**Stated exercise**
Report how many lines contain "content". The answer is a single number.

**Supplied information**
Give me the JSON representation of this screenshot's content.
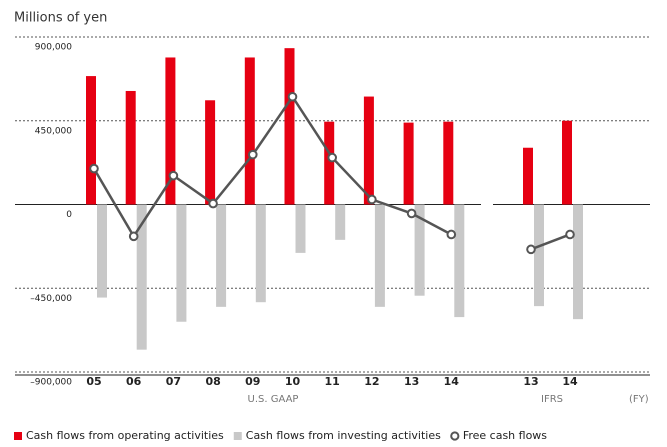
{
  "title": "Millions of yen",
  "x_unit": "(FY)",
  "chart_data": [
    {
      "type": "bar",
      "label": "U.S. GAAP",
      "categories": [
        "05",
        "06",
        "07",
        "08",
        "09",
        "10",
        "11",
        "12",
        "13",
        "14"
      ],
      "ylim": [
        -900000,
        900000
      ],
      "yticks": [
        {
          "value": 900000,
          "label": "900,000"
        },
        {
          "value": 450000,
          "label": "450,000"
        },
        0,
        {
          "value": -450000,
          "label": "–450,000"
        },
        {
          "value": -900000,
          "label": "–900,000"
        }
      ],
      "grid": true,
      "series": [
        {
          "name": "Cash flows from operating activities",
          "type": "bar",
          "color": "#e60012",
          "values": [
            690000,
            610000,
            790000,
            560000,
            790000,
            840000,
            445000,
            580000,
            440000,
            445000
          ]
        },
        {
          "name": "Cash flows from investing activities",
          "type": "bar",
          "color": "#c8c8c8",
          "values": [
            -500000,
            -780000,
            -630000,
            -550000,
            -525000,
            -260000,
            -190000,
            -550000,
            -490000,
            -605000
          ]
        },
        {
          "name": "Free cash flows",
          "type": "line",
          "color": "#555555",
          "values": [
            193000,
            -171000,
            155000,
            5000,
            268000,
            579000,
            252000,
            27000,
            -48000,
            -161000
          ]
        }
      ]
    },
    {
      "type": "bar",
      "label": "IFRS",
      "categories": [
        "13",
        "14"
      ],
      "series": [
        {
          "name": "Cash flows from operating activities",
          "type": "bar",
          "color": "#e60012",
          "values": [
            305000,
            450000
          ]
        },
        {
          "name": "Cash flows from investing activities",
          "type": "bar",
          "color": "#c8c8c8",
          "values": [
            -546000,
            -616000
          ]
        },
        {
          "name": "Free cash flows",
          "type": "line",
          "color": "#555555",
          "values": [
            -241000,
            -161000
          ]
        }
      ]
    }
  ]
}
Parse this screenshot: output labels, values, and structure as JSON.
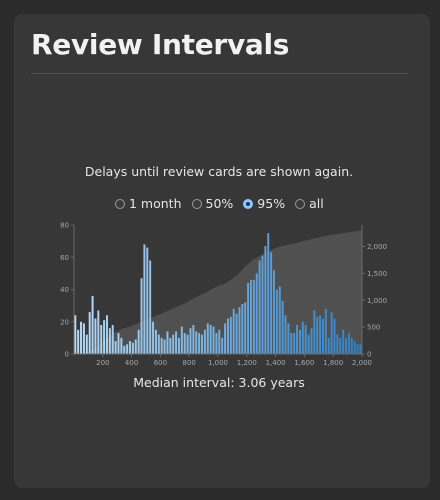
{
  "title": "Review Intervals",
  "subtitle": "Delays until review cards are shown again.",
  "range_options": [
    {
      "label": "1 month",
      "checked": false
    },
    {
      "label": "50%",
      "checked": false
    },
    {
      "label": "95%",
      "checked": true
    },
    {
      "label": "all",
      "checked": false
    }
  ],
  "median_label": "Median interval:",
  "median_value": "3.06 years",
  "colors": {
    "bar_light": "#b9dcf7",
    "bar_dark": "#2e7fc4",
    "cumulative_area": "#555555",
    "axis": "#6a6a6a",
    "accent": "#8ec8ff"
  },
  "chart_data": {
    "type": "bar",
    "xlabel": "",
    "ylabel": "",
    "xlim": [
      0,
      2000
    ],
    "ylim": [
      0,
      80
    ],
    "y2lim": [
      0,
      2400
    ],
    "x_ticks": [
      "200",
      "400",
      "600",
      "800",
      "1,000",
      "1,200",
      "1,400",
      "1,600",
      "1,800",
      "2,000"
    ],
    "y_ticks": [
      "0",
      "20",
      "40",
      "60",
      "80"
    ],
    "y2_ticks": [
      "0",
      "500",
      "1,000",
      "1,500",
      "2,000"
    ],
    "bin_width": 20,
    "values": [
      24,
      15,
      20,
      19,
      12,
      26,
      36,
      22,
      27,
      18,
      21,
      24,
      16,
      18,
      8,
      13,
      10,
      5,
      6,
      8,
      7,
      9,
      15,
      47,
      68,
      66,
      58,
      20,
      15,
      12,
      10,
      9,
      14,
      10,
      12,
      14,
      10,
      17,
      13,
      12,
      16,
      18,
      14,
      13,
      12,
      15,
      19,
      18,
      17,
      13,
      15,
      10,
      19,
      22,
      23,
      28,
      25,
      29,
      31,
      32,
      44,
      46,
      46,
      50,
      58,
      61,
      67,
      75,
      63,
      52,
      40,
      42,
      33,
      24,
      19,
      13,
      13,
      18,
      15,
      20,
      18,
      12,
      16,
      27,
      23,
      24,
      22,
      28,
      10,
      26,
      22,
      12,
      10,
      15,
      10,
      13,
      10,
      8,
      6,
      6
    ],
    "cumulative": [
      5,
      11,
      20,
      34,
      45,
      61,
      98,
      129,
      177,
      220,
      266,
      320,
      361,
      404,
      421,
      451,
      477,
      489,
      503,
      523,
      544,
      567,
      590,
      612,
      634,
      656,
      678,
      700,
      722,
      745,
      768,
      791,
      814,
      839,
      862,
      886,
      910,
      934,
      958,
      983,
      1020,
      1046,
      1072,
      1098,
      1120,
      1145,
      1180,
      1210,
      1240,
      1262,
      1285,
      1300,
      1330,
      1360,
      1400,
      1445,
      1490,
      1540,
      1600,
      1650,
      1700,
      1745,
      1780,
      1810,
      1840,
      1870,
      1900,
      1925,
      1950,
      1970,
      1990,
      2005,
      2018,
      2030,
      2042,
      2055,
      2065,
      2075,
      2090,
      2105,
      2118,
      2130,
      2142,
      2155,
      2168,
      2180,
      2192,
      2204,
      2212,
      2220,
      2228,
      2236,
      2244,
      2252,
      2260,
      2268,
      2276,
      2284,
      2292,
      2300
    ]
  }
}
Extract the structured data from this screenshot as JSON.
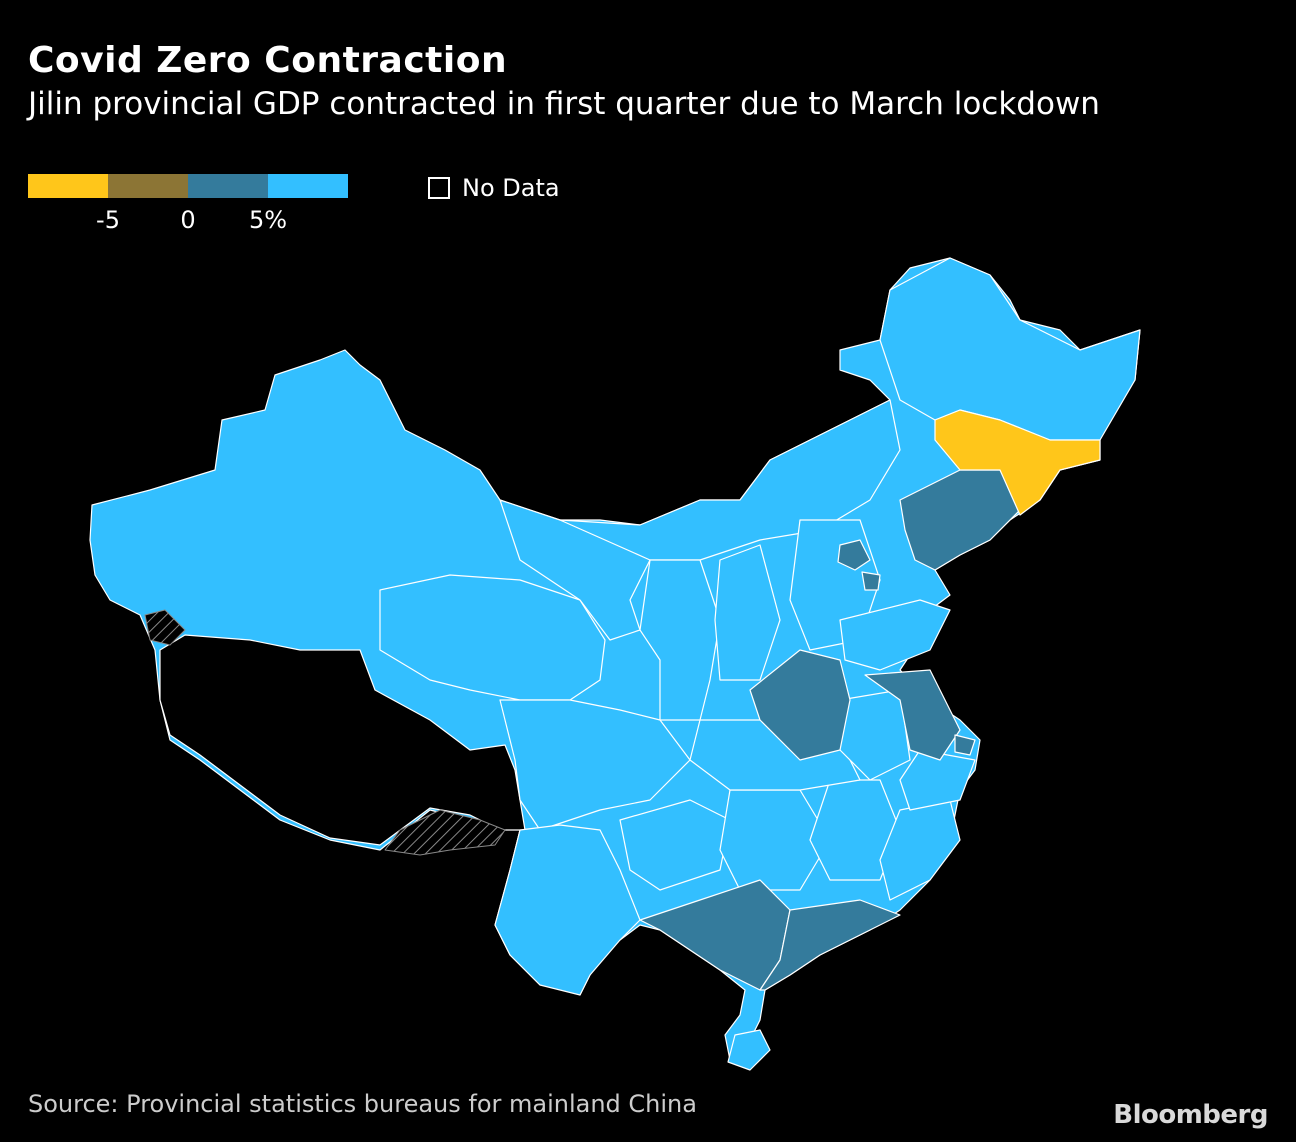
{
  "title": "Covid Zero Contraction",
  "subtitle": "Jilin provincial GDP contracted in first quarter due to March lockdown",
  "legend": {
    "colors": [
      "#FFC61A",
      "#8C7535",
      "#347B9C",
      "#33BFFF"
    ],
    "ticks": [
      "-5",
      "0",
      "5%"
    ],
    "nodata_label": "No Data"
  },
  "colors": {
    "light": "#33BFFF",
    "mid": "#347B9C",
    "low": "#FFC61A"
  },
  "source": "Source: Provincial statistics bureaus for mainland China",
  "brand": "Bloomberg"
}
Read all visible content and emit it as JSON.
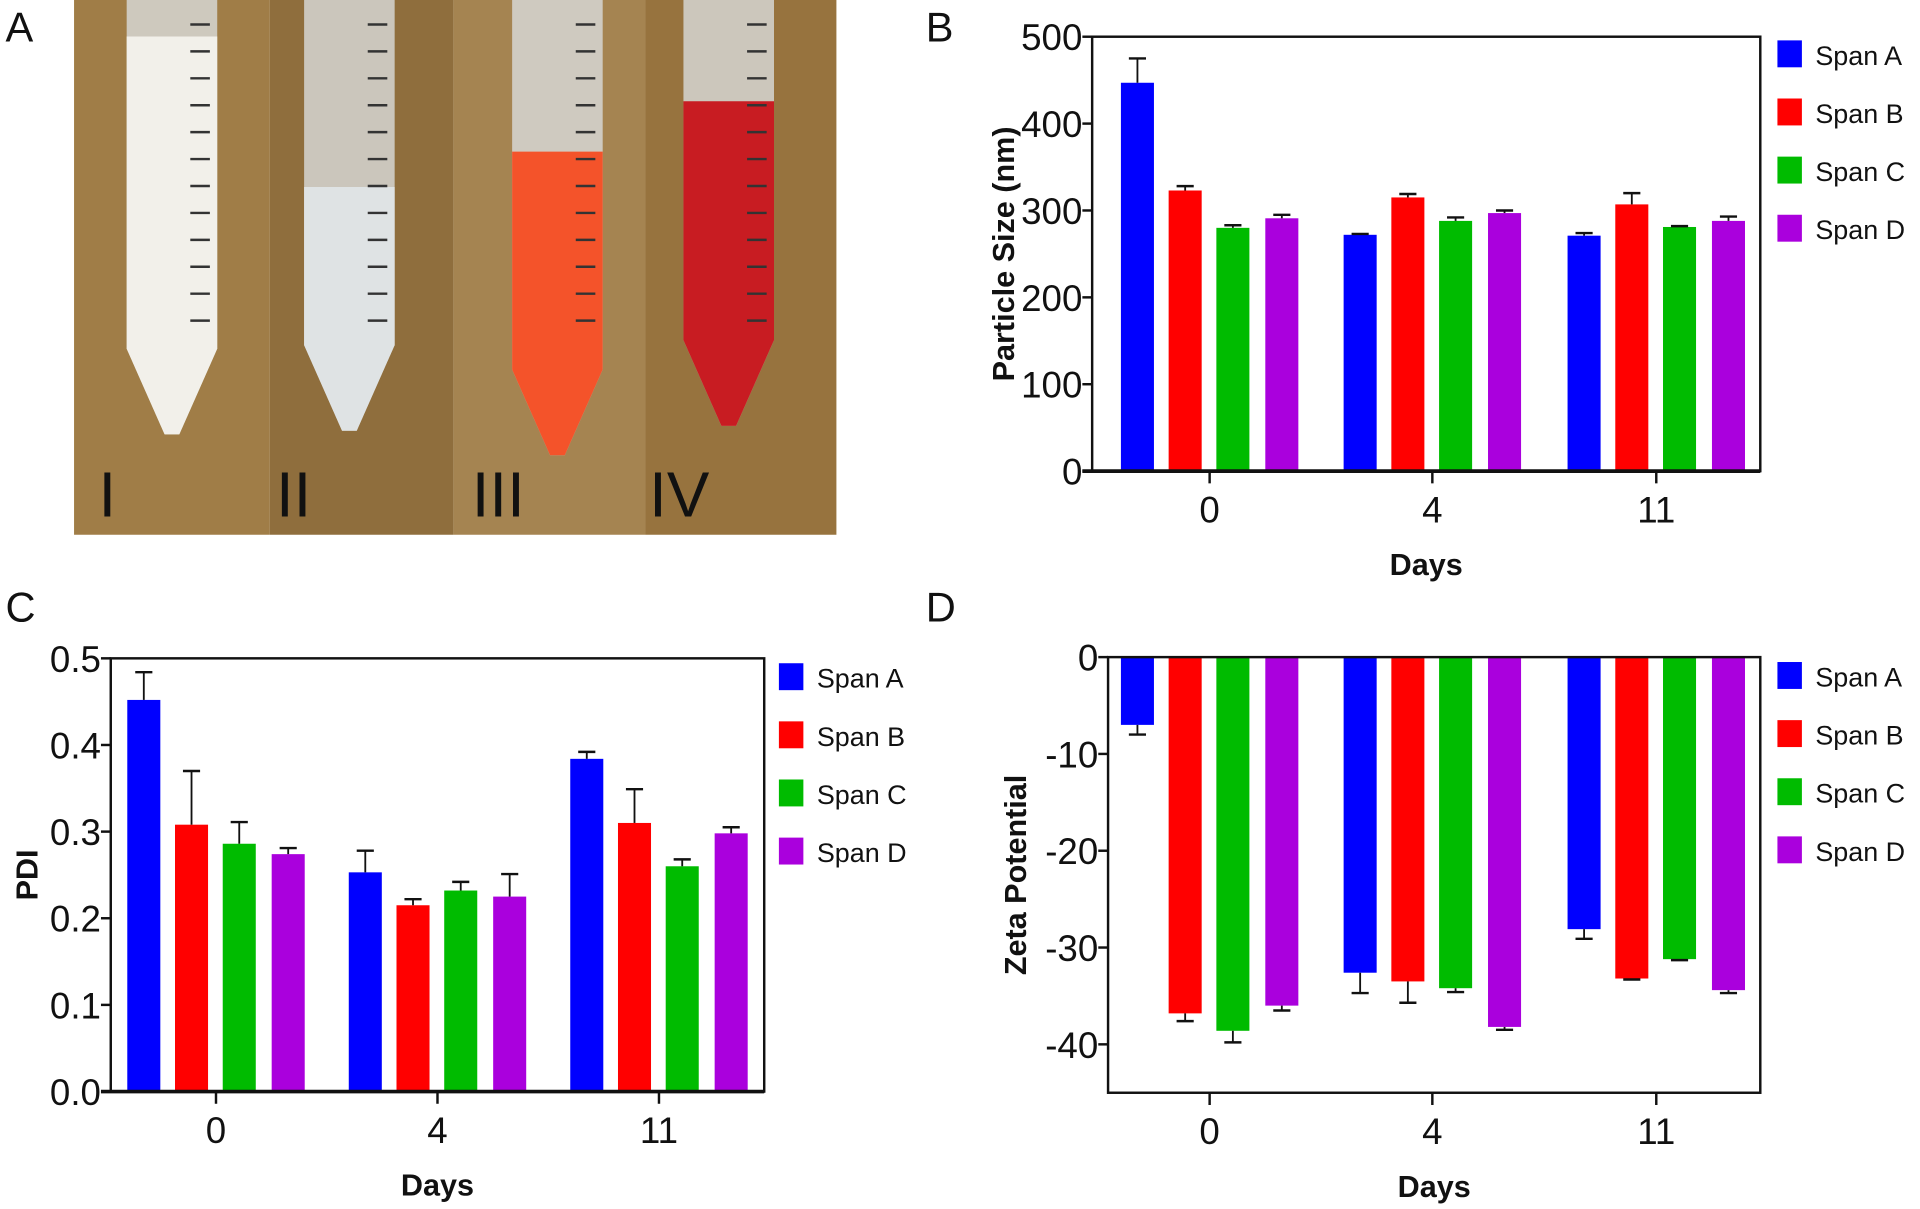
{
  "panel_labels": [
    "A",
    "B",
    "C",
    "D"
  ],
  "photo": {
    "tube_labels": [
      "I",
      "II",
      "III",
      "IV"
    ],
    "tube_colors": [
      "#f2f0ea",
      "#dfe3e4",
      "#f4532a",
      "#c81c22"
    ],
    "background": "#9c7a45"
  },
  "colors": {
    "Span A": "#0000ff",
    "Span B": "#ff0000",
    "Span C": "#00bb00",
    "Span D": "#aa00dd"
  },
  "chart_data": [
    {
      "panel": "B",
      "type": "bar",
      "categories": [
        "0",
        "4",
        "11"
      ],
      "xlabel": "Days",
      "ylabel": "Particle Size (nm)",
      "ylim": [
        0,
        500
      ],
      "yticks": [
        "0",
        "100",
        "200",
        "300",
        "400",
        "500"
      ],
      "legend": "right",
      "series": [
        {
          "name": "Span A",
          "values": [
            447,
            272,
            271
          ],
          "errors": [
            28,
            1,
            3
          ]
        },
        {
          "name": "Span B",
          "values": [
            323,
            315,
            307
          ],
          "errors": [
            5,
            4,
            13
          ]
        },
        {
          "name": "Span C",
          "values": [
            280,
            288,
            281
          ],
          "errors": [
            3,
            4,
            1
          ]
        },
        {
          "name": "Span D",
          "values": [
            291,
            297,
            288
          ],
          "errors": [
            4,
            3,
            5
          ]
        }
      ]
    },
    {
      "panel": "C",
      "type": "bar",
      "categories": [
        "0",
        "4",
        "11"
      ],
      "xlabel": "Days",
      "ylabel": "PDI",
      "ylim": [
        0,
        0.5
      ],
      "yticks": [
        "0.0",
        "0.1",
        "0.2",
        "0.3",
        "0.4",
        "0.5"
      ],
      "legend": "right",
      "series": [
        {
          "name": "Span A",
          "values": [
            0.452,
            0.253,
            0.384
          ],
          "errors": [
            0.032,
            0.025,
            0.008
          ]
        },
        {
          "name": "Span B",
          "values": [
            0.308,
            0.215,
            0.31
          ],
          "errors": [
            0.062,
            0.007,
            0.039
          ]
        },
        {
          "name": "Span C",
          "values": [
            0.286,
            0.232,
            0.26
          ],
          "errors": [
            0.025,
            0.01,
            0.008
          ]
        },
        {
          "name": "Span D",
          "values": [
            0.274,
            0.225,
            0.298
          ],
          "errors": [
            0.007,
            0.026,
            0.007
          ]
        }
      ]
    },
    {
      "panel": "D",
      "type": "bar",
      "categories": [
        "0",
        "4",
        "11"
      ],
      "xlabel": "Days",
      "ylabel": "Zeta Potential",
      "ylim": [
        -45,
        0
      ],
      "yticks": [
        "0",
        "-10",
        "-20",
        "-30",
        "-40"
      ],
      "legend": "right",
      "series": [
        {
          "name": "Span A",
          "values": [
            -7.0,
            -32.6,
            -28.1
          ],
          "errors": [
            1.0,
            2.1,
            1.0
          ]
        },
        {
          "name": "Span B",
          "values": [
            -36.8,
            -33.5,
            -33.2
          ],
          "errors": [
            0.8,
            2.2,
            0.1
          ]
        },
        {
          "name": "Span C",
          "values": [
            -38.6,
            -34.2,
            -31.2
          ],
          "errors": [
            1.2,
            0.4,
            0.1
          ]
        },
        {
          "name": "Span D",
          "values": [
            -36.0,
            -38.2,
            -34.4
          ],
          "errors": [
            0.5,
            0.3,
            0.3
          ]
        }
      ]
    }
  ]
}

**Complete answer**
2